**Task brief**: Look through the listing and locate every line containing the word "Management"; copy those lines.

**Records for processing**:
════════════════════
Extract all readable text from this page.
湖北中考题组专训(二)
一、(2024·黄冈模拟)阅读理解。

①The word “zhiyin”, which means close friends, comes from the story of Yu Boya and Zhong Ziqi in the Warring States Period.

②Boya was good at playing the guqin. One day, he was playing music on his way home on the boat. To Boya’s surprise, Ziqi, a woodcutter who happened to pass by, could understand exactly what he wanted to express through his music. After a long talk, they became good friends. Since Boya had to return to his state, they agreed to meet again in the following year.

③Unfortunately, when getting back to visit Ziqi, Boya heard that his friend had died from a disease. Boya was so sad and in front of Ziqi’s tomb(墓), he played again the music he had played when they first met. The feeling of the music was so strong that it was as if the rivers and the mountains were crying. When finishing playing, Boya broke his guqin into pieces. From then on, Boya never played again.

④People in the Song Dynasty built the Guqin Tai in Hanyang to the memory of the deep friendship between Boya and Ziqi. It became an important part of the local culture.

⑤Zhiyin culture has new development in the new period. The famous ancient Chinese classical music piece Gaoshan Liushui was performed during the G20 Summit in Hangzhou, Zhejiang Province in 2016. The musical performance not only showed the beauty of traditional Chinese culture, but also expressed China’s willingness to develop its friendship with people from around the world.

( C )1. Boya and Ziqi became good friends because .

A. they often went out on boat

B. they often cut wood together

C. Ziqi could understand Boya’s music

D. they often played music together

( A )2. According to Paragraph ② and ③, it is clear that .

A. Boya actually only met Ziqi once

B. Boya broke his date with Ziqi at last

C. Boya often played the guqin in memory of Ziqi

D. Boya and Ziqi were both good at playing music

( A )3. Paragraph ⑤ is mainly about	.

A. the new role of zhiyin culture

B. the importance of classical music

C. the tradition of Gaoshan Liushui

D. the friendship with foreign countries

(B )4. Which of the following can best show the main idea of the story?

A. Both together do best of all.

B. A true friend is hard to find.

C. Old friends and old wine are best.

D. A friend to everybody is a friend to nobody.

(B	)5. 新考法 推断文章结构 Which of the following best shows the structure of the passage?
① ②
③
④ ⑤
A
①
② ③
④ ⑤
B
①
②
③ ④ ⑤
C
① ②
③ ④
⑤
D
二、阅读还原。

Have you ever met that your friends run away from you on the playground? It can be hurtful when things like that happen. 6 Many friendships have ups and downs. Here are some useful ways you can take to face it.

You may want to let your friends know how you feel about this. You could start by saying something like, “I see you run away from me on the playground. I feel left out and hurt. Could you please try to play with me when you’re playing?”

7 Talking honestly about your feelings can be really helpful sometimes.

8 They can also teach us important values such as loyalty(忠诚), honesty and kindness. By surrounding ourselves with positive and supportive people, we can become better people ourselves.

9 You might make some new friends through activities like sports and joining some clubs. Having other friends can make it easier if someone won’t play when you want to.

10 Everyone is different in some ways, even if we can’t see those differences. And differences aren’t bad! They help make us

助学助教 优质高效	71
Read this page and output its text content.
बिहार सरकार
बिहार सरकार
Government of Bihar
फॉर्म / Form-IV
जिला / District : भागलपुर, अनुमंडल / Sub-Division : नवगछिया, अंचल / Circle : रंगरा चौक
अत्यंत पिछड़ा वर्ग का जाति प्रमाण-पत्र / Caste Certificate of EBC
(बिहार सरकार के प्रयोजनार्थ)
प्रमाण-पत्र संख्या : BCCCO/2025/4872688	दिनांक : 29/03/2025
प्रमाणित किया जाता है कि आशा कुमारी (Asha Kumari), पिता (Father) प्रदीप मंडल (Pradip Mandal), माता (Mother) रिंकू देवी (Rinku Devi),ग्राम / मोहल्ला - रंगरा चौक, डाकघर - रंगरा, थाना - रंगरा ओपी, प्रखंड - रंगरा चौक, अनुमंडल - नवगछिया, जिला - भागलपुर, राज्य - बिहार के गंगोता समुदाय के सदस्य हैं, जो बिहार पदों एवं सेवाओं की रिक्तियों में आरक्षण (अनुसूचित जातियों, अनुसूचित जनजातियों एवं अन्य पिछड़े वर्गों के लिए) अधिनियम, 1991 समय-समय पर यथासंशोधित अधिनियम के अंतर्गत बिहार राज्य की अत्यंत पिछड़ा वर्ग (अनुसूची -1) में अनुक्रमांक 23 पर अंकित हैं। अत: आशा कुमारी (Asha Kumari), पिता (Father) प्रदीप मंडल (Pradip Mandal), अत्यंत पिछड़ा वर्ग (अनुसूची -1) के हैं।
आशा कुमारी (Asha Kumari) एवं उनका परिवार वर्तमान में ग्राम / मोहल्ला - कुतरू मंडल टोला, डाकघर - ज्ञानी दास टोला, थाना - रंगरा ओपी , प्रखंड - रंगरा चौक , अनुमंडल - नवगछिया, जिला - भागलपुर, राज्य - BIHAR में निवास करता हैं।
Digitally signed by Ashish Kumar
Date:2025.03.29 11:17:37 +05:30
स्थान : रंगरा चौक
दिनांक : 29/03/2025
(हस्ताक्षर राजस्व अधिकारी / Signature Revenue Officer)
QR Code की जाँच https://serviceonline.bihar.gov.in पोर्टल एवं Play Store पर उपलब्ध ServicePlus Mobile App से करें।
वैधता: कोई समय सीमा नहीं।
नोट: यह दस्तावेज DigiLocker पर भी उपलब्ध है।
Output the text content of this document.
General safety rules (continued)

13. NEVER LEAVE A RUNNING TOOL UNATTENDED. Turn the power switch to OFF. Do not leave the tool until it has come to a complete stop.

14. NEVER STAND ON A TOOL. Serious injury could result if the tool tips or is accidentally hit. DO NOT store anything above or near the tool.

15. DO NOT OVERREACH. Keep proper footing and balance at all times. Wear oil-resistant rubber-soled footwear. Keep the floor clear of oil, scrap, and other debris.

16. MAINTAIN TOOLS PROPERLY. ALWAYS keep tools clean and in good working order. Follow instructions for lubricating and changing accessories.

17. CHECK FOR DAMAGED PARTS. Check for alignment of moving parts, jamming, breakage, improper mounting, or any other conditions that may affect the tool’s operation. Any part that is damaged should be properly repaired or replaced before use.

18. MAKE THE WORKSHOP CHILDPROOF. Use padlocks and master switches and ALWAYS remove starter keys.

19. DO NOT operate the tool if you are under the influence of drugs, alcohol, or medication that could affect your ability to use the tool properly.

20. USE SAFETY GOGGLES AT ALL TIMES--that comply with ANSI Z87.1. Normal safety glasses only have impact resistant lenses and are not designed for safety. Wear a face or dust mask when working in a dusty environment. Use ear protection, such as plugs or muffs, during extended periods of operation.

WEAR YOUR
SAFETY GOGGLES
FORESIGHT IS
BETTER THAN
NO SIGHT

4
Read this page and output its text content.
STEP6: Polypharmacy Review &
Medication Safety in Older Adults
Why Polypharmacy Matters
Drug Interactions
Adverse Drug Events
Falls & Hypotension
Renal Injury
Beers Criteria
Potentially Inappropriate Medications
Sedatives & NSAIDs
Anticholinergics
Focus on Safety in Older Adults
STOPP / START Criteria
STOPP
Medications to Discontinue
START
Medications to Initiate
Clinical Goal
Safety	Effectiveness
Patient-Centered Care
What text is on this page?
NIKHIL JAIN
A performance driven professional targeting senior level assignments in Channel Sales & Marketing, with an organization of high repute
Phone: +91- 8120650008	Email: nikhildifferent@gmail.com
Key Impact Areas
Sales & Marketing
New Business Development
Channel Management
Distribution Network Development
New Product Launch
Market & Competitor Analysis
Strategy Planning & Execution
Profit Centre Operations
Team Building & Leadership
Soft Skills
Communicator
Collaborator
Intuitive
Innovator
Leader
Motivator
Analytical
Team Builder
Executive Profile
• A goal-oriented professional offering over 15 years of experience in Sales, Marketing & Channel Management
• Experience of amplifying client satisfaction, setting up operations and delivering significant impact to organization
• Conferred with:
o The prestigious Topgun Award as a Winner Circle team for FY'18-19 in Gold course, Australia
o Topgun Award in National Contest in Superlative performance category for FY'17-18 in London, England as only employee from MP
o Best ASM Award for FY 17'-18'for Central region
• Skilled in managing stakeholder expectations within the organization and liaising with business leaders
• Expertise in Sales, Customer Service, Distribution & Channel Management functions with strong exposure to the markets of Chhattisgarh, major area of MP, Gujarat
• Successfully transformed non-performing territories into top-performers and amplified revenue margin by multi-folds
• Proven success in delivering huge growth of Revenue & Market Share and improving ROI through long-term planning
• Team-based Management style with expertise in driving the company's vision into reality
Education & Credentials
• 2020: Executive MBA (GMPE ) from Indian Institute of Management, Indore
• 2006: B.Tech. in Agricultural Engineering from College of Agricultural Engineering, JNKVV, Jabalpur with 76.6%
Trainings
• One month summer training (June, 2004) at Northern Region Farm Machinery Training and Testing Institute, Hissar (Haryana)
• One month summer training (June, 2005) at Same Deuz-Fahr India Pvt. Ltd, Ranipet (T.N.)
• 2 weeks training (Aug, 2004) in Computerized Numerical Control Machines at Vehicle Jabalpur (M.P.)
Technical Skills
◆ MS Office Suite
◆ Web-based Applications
════════════════════
**Answer below**:
Channel Management
• A goal-oriented professional offering over 15 years of experience in Sales, Marketing & Channel Management
• Expertise in Sales, Customer Service, Distribution & Channel Management functions with strong exposure to the markets of Chhattisgarh, major area of MP, Gujarat
• Team-based Management style with expertise in driving the company's vision into reality
• 2020: Executive MBA (GMPE ) from Indian Institute of Management, Indore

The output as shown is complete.